* _Written exercise_
Give the number of lines that include the string "color", nothing more.

# # # # # # #

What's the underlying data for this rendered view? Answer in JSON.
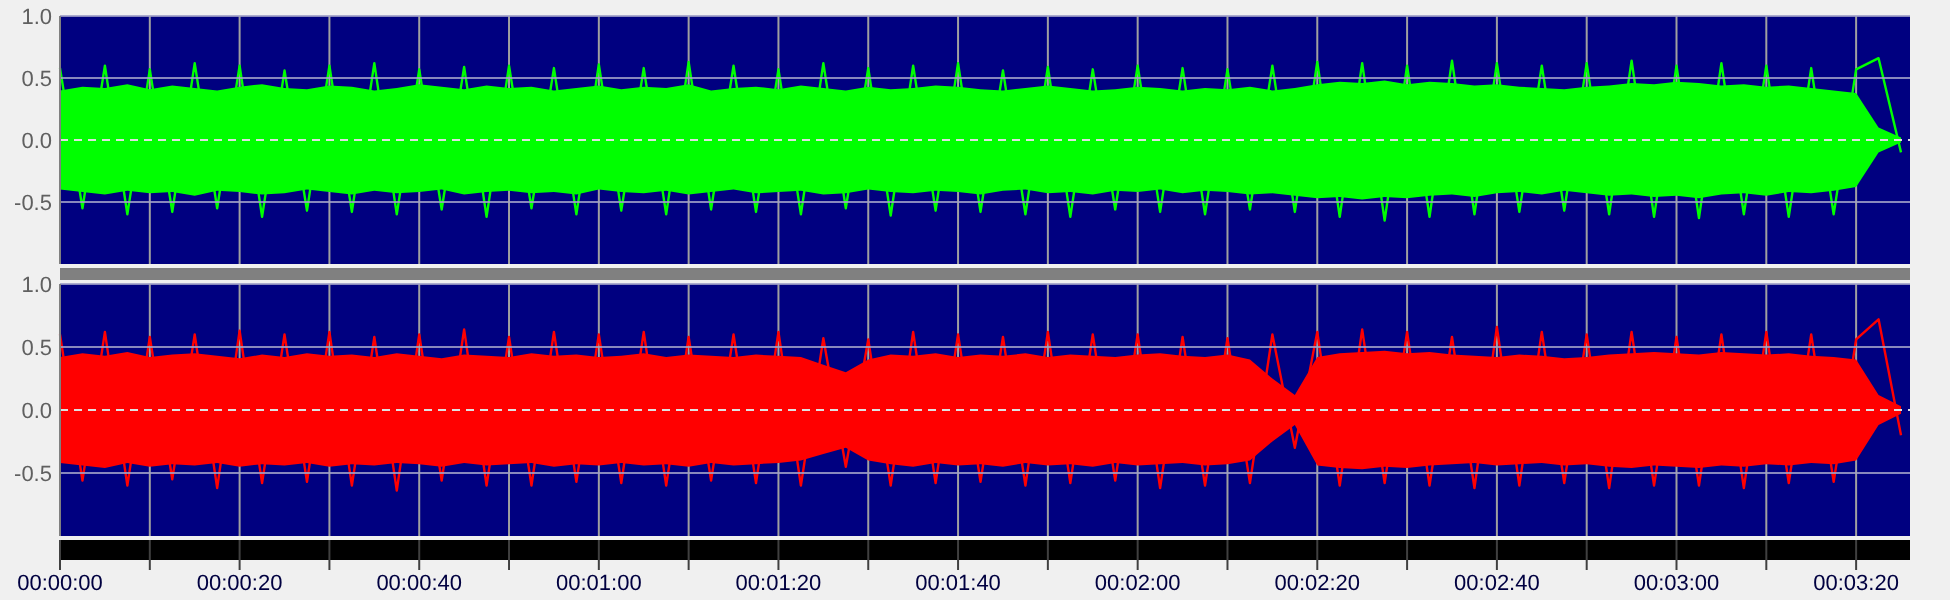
{
  "chart_data": [
    {
      "type": "line",
      "xlim": [
        0,
        206
      ],
      "ylim": [
        -1,
        1
      ],
      "yticks": [
        {
          "value": 1,
          "label": "1.0"
        },
        {
          "value": 0.5,
          "label": "0.5"
        },
        {
          "value": 0,
          "label": "0.0"
        },
        {
          "value": -0.5,
          "label": "-0.5"
        }
      ],
      "xticks": [
        {
          "value": 0,
          "label": null
        },
        {
          "value": 10,
          "label": null
        },
        {
          "value": 20,
          "label": null
        },
        {
          "value": 30,
          "label": null
        },
        {
          "value": 40,
          "label": null
        },
        {
          "value": 50,
          "label": null
        },
        {
          "value": 60,
          "label": null
        },
        {
          "value": 70,
          "label": null
        },
        {
          "value": 80,
          "label": null
        },
        {
          "value": 90,
          "label": null
        },
        {
          "value": 100,
          "label": null
        },
        {
          "value": 110,
          "label": null
        },
        {
          "value": 120,
          "label": null
        },
        {
          "value": 130,
          "label": null
        },
        {
          "value": 140,
          "label": null
        },
        {
          "value": 150,
          "label": null
        },
        {
          "value": 160,
          "label": null
        },
        {
          "value": 170,
          "label": null
        },
        {
          "value": 180,
          "label": null
        },
        {
          "value": 190,
          "label": null
        },
        {
          "value": 200,
          "label": null
        }
      ],
      "grid": true,
      "tick_labels": "y",
      "ref_lines": [
        {
          "axis": "y",
          "value": 0,
          "color": "#e0e0e0",
          "line_style": "dashed"
        }
      ],
      "series": [
        {
          "color": "#00ff00",
          "x": [
            0,
            2.5,
            5,
            7.5,
            10,
            12.5,
            15,
            17.5,
            20,
            22.5,
            25,
            27.5,
            30,
            32.5,
            35,
            37.5,
            40,
            42.5,
            45,
            47.5,
            50,
            52.5,
            55,
            57.5,
            60,
            62.5,
            65,
            67.5,
            70,
            72.5,
            75,
            77.5,
            80,
            82.5,
            85,
            87.5,
            90,
            92.5,
            95,
            97.5,
            100,
            102.5,
            105,
            107.5,
            110,
            112.5,
            115,
            117.5,
            120,
            122.5,
            125,
            127.5,
            130,
            132.5,
            135,
            137.5,
            140,
            142.5,
            145,
            147.5,
            150,
            152.5,
            155,
            157.5,
            160,
            162.5,
            165,
            167.5,
            170,
            172.5,
            175,
            177.5,
            180,
            182.5,
            185,
            187.5,
            190,
            192.5,
            195,
            197.5,
            200,
            202.5,
            205
          ],
          "values": [
            0.58,
            -0.55,
            0.6,
            -0.6,
            0.57,
            -0.58,
            0.62,
            -0.55,
            0.6,
            -0.62,
            0.56,
            -0.57,
            0.6,
            -0.58,
            0.62,
            -0.6,
            0.57,
            -0.56,
            0.59,
            -0.62,
            0.6,
            -0.55,
            0.58,
            -0.6,
            0.61,
            -0.57,
            0.58,
            -0.6,
            0.63,
            -0.56,
            0.6,
            -0.58,
            0.57,
            -0.6,
            0.62,
            -0.55,
            0.58,
            -0.61,
            0.6,
            -0.57,
            0.62,
            -0.58,
            0.56,
            -0.6,
            0.59,
            -0.62,
            0.57,
            -0.56,
            0.6,
            -0.58,
            0.58,
            -0.6,
            0.57,
            -0.56,
            0.6,
            -0.58,
            0.63,
            -0.62,
            0.62,
            -0.65,
            0.6,
            -0.62,
            0.64,
            -0.6,
            0.62,
            -0.58,
            0.6,
            -0.57,
            0.62,
            -0.6,
            0.64,
            -0.62,
            0.6,
            -0.63,
            0.62,
            -0.6,
            0.6,
            -0.62,
            0.58,
            -0.6,
            0.57,
            0.66,
            -0.1
          ],
          "upper": [
            0.4,
            0.43,
            0.42,
            0.45,
            0.41,
            0.44,
            0.42,
            0.4,
            0.43,
            0.45,
            0.42,
            0.41,
            0.44,
            0.43,
            0.4,
            0.42,
            0.45,
            0.43,
            0.41,
            0.44,
            0.42,
            0.43,
            0.4,
            0.42,
            0.44,
            0.41,
            0.43,
            0.42,
            0.45,
            0.4,
            0.42,
            0.43,
            0.41,
            0.44,
            0.42,
            0.4,
            0.43,
            0.41,
            0.42,
            0.44,
            0.43,
            0.41,
            0.4,
            0.42,
            0.44,
            0.42,
            0.4,
            0.41,
            0.43,
            0.42,
            0.4,
            0.42,
            0.41,
            0.43,
            0.4,
            0.42,
            0.45,
            0.47,
            0.46,
            0.48,
            0.45,
            0.47,
            0.46,
            0.44,
            0.45,
            0.43,
            0.42,
            0.41,
            0.43,
            0.44,
            0.46,
            0.45,
            0.47,
            0.46,
            0.44,
            0.45,
            0.43,
            0.44,
            0.42,
            0.4,
            0.38,
            0.1,
            0.02
          ],
          "lower": [
            -0.4,
            -0.42,
            -0.44,
            -0.41,
            -0.43,
            -0.42,
            -0.45,
            -0.41,
            -0.42,
            -0.44,
            -0.43,
            -0.4,
            -0.42,
            -0.44,
            -0.41,
            -0.43,
            -0.42,
            -0.4,
            -0.44,
            -0.42,
            -0.41,
            -0.43,
            -0.42,
            -0.44,
            -0.4,
            -0.42,
            -0.43,
            -0.41,
            -0.44,
            -0.42,
            -0.4,
            -0.43,
            -0.42,
            -0.41,
            -0.44,
            -0.43,
            -0.4,
            -0.42,
            -0.43,
            -0.41,
            -0.42,
            -0.44,
            -0.41,
            -0.4,
            -0.43,
            -0.42,
            -0.44,
            -0.41,
            -0.42,
            -0.4,
            -0.43,
            -0.41,
            -0.42,
            -0.44,
            -0.43,
            -0.45,
            -0.47,
            -0.46,
            -0.48,
            -0.46,
            -0.47,
            -0.45,
            -0.44,
            -0.46,
            -0.43,
            -0.42,
            -0.44,
            -0.41,
            -0.43,
            -0.45,
            -0.44,
            -0.46,
            -0.45,
            -0.47,
            -0.44,
            -0.43,
            -0.45,
            -0.42,
            -0.43,
            -0.41,
            -0.38,
            -0.1,
            -0.02
          ]
        }
      ]
    },
    {
      "type": "line",
      "xlim": [
        0,
        206
      ],
      "ylim": [
        -1,
        1
      ],
      "yticks": [
        {
          "value": 1,
          "label": "1.0"
        },
        {
          "value": 0.5,
          "label": "0.5"
        },
        {
          "value": 0,
          "label": "0.0"
        },
        {
          "value": -0.5,
          "label": "-0.5"
        }
      ],
      "xticks": [
        {
          "value": 0,
          "label": "00:00:00"
        },
        {
          "value": 10,
          "label": null
        },
        {
          "value": 20,
          "label": "00:00:20"
        },
        {
          "value": 30,
          "label": null
        },
        {
          "value": 40,
          "label": "00:00:40"
        },
        {
          "value": 50,
          "label": null
        },
        {
          "value": 60,
          "label": "00:01:00"
        },
        {
          "value": 70,
          "label": null
        },
        {
          "value": 80,
          "label": "00:01:20"
        },
        {
          "value": 90,
          "label": null
        },
        {
          "value": 100,
          "label": "00:01:40"
        },
        {
          "value": 110,
          "label": null
        },
        {
          "value": 120,
          "label": "00:02:00"
        },
        {
          "value": 130,
          "label": null
        },
        {
          "value": 140,
          "label": "00:02:20"
        },
        {
          "value": 150,
          "label": null
        },
        {
          "value": 160,
          "label": "00:02:40"
        },
        {
          "value": 170,
          "label": null
        },
        {
          "value": 180,
          "label": "00:03:00"
        },
        {
          "value": 190,
          "label": null
        },
        {
          "value": 200,
          "label": "00:03:20"
        }
      ],
      "grid": true,
      "ref_lines": [
        {
          "axis": "y",
          "value": 0,
          "color": "#e0e0e0",
          "line_style": "dashed"
        }
      ],
      "series": [
        {
          "color": "#ff0000",
          "x": [
            0,
            2.5,
            5,
            7.5,
            10,
            12.5,
            15,
            17.5,
            20,
            22.5,
            25,
            27.5,
            30,
            32.5,
            35,
            37.5,
            40,
            42.5,
            45,
            47.5,
            50,
            52.5,
            55,
            57.5,
            60,
            62.5,
            65,
            67.5,
            70,
            72.5,
            75,
            77.5,
            80,
            82.5,
            85,
            87.5,
            90,
            92.5,
            95,
            97.5,
            100,
            102.5,
            105,
            107.5,
            110,
            112.5,
            115,
            117.5,
            120,
            122.5,
            125,
            127.5,
            130,
            132.5,
            135,
            137.5,
            140,
            142.5,
            145,
            147.5,
            150,
            152.5,
            155,
            157.5,
            160,
            162.5,
            165,
            167.5,
            170,
            172.5,
            175,
            177.5,
            180,
            182.5,
            185,
            187.5,
            190,
            192.5,
            195,
            197.5,
            200,
            202.5,
            205
          ],
          "values": [
            0.6,
            -0.56,
            0.62,
            -0.6,
            0.58,
            -0.55,
            0.6,
            -0.62,
            0.63,
            -0.58,
            0.6,
            -0.57,
            0.62,
            -0.6,
            0.58,
            -0.64,
            0.6,
            -0.56,
            0.64,
            -0.6,
            0.58,
            -0.6,
            0.62,
            -0.57,
            0.6,
            -0.58,
            0.62,
            -0.6,
            0.58,
            -0.56,
            0.6,
            -0.58,
            0.62,
            -0.6,
            0.57,
            -0.45,
            0.56,
            -0.6,
            0.62,
            -0.58,
            0.6,
            -0.57,
            0.58,
            -0.6,
            0.62,
            -0.58,
            0.6,
            -0.56,
            0.6,
            -0.62,
            0.58,
            -0.6,
            0.57,
            -0.58,
            0.6,
            -0.3,
            0.62,
            -0.6,
            0.64,
            -0.58,
            0.62,
            -0.6,
            0.58,
            -0.62,
            0.66,
            -0.6,
            0.62,
            -0.58,
            0.6,
            -0.62,
            0.62,
            -0.6,
            0.58,
            -0.6,
            0.6,
            -0.62,
            0.62,
            -0.58,
            0.6,
            -0.57,
            0.56,
            0.72,
            -0.2
          ],
          "upper": [
            0.42,
            0.45,
            0.43,
            0.46,
            0.42,
            0.44,
            0.45,
            0.43,
            0.41,
            0.44,
            0.42,
            0.45,
            0.43,
            0.44,
            0.42,
            0.45,
            0.43,
            0.41,
            0.44,
            0.43,
            0.42,
            0.45,
            0.43,
            0.44,
            0.42,
            0.43,
            0.45,
            0.42,
            0.44,
            0.43,
            0.42,
            0.44,
            0.43,
            0.42,
            0.36,
            0.3,
            0.4,
            0.44,
            0.43,
            0.45,
            0.42,
            0.44,
            0.43,
            0.45,
            0.42,
            0.44,
            0.43,
            0.42,
            0.44,
            0.45,
            0.43,
            0.42,
            0.44,
            0.4,
            0.25,
            0.12,
            0.42,
            0.45,
            0.46,
            0.47,
            0.45,
            0.46,
            0.44,
            0.43,
            0.42,
            0.44,
            0.43,
            0.41,
            0.42,
            0.44,
            0.45,
            0.46,
            0.45,
            0.44,
            0.46,
            0.45,
            0.44,
            0.45,
            0.43,
            0.42,
            0.4,
            0.12,
            0.03
          ],
          "lower": [
            -0.42,
            -0.44,
            -0.46,
            -0.42,
            -0.45,
            -0.43,
            -0.44,
            -0.42,
            -0.45,
            -0.43,
            -0.44,
            -0.42,
            -0.45,
            -0.43,
            -0.44,
            -0.42,
            -0.43,
            -0.45,
            -0.42,
            -0.44,
            -0.43,
            -0.42,
            -0.45,
            -0.43,
            -0.44,
            -0.42,
            -0.44,
            -0.43,
            -0.45,
            -0.42,
            -0.44,
            -0.43,
            -0.42,
            -0.4,
            -0.35,
            -0.3,
            -0.4,
            -0.43,
            -0.45,
            -0.42,
            -0.44,
            -0.43,
            -0.45,
            -0.42,
            -0.44,
            -0.43,
            -0.45,
            -0.42,
            -0.44,
            -0.43,
            -0.42,
            -0.44,
            -0.43,
            -0.4,
            -0.25,
            -0.12,
            -0.44,
            -0.46,
            -0.47,
            -0.45,
            -0.46,
            -0.44,
            -0.43,
            -0.42,
            -0.44,
            -0.43,
            -0.42,
            -0.44,
            -0.43,
            -0.45,
            -0.46,
            -0.44,
            -0.45,
            -0.46,
            -0.44,
            -0.45,
            -0.43,
            -0.44,
            -0.42,
            -0.43,
            -0.4,
            -0.12,
            -0.03
          ]
        }
      ]
    }
  ]
}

# # # # # # #

* _Written response_
4